Begin
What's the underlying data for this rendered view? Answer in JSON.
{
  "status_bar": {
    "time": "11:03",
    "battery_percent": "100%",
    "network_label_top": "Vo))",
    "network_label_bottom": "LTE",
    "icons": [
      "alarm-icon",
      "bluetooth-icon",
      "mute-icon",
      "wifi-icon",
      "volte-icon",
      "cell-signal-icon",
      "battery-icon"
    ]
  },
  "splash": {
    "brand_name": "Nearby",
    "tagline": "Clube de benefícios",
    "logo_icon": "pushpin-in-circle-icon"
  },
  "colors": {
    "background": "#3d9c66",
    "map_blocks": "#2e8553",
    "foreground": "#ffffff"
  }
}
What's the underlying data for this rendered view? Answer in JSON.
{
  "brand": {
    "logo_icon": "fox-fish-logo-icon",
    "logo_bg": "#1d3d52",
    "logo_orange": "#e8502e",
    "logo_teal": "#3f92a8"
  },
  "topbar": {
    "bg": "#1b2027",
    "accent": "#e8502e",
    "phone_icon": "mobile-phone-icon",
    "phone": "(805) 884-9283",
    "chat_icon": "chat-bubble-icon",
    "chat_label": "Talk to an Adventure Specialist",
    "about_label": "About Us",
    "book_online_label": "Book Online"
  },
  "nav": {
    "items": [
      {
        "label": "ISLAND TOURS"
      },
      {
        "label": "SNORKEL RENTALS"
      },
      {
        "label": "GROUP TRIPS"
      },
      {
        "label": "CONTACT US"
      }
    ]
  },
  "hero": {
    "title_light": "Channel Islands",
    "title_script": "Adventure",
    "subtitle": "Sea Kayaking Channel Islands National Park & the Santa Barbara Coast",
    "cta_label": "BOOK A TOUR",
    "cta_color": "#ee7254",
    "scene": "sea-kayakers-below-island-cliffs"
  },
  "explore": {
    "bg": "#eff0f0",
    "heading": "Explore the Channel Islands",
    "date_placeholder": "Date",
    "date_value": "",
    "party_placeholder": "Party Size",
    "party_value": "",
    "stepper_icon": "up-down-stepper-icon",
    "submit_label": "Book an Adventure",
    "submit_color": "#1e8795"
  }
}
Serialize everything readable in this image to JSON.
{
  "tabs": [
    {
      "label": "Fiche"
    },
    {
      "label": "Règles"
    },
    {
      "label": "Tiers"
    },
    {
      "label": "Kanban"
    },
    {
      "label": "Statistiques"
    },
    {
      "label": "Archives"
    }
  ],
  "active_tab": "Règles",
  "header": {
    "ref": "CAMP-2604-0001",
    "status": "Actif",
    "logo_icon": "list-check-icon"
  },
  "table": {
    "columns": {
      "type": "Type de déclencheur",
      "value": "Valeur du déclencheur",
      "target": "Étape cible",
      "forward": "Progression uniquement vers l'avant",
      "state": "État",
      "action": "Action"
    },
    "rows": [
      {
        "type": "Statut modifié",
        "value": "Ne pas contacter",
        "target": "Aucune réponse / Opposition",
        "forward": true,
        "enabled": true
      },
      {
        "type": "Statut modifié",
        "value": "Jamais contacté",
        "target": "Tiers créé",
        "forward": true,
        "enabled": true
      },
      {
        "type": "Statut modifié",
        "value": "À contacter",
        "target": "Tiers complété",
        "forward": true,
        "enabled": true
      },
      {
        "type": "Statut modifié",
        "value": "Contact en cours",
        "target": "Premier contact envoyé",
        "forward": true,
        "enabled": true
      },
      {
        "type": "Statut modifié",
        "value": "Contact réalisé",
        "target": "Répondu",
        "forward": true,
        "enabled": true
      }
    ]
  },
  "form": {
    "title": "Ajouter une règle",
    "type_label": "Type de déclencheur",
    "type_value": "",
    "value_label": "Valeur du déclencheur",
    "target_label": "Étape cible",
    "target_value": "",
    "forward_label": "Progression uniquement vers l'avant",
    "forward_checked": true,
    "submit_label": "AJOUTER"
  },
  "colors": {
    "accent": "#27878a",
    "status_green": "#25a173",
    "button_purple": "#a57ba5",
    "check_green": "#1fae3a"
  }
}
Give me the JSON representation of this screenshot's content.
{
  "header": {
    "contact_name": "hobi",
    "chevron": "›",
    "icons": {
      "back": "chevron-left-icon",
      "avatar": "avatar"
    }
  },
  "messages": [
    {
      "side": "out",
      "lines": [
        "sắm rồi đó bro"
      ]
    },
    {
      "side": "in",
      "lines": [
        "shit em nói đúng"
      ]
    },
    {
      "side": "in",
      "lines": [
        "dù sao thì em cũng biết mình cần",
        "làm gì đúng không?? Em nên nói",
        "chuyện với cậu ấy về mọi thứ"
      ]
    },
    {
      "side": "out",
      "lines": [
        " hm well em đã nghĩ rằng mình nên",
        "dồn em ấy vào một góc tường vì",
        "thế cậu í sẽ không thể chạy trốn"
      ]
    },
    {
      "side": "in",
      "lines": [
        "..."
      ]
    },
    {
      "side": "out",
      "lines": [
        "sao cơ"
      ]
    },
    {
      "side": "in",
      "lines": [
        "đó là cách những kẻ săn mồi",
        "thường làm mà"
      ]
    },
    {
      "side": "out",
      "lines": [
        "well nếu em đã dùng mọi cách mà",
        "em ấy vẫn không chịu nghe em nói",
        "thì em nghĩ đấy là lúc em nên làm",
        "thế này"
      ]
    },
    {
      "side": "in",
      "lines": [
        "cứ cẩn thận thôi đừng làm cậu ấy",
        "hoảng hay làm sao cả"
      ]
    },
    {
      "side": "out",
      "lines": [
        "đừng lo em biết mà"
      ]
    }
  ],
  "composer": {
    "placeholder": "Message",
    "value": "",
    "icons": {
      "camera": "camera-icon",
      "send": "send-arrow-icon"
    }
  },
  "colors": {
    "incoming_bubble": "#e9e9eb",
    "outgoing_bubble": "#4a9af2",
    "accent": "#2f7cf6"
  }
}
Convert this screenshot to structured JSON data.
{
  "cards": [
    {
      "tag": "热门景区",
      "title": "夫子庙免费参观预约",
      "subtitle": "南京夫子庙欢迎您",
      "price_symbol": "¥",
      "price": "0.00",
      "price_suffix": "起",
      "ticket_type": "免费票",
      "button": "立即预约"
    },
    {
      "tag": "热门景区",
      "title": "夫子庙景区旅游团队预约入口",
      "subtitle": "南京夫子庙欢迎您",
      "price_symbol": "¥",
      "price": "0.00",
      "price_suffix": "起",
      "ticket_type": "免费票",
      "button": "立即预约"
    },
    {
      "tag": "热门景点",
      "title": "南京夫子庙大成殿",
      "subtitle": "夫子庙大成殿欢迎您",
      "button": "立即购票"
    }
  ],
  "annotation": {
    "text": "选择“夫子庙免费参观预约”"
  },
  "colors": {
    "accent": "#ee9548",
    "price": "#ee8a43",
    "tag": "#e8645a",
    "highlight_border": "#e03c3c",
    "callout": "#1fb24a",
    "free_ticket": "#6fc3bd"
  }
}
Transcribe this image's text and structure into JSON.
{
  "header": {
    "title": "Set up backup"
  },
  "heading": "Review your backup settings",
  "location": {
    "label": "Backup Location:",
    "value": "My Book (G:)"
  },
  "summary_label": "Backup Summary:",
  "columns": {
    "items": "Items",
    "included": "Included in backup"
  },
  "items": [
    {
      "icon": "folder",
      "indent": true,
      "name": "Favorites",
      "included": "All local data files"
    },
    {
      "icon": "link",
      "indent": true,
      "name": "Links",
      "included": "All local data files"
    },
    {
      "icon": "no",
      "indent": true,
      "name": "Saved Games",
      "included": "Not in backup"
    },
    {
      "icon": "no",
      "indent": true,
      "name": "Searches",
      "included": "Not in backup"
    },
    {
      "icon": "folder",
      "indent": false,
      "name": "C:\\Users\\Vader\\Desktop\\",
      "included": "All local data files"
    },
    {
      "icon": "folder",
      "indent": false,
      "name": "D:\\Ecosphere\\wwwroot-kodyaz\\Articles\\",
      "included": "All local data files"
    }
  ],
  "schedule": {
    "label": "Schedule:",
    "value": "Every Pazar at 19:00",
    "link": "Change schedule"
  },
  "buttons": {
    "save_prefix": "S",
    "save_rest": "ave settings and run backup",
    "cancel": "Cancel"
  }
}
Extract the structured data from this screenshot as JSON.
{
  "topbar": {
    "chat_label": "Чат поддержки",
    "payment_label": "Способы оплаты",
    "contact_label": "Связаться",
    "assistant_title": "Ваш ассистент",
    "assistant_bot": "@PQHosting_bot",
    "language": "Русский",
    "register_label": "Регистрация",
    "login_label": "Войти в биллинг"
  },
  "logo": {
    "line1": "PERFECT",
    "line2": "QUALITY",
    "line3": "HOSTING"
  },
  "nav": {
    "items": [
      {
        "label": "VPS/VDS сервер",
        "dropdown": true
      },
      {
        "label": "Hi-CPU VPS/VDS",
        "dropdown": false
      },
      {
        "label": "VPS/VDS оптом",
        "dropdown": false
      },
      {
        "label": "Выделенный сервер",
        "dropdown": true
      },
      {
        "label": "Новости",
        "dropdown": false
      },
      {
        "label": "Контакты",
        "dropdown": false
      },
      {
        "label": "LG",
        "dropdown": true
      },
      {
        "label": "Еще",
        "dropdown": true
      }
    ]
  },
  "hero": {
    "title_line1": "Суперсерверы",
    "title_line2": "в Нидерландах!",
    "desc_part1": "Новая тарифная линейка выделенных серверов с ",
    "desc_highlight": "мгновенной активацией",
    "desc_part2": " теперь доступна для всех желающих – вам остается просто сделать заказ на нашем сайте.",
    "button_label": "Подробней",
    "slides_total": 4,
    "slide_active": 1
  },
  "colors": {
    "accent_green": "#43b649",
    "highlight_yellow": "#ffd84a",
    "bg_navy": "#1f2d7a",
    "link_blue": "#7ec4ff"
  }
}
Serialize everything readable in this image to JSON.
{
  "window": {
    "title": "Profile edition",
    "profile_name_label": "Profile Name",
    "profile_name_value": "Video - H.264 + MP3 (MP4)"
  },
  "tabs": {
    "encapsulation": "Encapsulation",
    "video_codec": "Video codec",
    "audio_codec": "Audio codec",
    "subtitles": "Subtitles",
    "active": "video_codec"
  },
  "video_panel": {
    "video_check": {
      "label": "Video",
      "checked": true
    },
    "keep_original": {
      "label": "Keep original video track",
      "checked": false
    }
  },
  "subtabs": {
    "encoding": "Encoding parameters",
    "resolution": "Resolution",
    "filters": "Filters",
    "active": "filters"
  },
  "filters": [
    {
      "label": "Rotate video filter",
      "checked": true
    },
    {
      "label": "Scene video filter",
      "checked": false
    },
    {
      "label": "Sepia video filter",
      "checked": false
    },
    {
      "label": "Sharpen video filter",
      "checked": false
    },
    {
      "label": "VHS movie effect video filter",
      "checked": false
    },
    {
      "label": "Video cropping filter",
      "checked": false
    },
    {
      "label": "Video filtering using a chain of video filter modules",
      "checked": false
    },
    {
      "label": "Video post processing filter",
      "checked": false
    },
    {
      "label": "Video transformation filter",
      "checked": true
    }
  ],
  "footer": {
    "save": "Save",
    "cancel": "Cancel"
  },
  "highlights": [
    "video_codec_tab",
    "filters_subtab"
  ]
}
End
→ Problem:
Return all lines containing the word "contacter".

→ Reply to the exercise:
        "value": "Ne pas contacter",
        "value": "À contacter",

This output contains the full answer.